(Chart and figure data)
# # # # #
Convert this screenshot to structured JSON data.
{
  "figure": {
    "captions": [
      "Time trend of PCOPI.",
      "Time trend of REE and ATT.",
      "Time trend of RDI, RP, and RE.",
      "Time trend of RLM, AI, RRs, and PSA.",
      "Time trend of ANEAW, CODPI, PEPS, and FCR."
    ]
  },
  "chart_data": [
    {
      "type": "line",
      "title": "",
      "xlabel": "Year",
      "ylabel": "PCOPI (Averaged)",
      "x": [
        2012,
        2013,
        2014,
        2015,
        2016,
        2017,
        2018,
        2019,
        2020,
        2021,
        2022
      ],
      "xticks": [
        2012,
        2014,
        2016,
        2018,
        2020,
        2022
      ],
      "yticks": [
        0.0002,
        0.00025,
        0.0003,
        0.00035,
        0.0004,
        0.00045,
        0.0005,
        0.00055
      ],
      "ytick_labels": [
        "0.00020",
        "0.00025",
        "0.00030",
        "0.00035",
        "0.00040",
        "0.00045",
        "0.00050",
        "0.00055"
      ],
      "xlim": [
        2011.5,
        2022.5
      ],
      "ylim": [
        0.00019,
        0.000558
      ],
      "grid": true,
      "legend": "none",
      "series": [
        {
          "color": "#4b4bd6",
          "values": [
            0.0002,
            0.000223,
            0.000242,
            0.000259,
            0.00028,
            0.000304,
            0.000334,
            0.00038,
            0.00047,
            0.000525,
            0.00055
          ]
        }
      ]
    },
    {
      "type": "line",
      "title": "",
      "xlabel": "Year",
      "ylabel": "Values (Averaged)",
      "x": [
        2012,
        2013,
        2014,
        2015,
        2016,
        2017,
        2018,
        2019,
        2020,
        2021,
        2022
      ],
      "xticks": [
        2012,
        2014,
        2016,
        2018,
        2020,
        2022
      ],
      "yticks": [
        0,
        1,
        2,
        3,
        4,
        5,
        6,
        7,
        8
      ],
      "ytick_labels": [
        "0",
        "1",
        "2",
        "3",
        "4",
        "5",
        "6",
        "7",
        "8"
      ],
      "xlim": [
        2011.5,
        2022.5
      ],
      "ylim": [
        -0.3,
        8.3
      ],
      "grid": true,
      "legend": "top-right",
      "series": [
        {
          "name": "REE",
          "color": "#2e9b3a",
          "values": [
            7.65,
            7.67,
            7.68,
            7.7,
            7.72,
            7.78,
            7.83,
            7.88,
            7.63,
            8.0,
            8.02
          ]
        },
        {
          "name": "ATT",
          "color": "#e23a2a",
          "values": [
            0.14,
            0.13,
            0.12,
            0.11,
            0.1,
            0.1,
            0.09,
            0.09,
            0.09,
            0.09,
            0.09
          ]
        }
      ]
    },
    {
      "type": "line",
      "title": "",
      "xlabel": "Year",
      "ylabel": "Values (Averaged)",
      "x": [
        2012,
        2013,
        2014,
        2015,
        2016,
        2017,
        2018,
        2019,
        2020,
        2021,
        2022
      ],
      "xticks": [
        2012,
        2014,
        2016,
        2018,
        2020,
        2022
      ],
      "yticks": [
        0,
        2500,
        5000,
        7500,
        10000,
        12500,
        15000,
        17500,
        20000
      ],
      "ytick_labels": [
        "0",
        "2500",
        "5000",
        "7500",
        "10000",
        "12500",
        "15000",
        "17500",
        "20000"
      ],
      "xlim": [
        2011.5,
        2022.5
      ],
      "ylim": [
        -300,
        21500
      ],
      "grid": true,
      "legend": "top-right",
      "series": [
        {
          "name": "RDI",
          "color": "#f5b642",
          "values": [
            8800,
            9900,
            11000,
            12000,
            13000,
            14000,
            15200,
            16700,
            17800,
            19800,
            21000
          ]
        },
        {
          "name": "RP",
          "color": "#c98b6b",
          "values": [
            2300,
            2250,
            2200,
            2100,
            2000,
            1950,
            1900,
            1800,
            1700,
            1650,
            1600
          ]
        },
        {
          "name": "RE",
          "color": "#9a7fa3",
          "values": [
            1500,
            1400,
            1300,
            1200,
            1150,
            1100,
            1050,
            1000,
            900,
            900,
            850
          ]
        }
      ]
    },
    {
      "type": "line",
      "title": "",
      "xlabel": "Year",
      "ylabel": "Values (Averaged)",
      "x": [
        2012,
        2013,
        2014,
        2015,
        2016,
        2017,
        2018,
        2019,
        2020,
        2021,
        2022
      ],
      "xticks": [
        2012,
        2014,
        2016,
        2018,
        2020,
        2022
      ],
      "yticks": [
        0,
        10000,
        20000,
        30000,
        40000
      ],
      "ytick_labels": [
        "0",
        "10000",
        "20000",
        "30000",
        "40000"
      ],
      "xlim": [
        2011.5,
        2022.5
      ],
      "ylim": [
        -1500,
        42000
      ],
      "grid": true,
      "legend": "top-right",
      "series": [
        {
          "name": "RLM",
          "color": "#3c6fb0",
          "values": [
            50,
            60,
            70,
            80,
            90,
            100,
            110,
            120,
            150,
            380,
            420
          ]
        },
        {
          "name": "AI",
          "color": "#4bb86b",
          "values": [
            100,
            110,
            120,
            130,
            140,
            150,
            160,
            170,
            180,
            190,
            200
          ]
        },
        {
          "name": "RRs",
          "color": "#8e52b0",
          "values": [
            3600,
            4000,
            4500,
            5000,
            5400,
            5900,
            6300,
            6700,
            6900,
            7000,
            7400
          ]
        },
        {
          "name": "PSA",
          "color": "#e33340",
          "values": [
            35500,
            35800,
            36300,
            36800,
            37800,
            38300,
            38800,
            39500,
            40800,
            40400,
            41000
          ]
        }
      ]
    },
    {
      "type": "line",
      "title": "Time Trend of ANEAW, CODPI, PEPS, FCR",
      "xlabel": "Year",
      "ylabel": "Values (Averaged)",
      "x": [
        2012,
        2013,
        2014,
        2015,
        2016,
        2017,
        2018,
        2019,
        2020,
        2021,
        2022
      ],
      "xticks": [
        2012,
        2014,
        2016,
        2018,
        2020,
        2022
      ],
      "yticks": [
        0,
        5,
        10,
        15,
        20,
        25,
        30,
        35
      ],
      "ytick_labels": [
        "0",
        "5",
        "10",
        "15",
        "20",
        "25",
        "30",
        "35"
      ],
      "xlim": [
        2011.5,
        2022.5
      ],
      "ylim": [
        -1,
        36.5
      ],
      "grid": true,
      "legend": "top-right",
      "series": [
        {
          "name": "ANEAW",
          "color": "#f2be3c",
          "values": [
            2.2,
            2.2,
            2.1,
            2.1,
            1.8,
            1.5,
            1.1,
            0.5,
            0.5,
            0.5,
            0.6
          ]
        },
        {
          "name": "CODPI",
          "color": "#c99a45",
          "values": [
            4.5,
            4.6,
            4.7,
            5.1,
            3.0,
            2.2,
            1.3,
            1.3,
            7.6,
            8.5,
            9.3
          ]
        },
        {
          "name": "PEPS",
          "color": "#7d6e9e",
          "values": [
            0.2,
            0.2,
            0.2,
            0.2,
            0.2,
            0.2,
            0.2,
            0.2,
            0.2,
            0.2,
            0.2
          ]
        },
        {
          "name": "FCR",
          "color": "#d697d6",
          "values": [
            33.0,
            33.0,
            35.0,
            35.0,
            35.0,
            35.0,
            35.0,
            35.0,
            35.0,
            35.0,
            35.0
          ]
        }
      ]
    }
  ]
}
# # # # #
#### Task brief
Of the lines above, copy each that contains "PEPS".

#### Finished exercise
      "Time trend of ANEAW, CODPI, PEPS, and FCR."
      "title": "Time Trend of ANEAW, CODPI, PEPS, FCR",
          "name": "PEPS",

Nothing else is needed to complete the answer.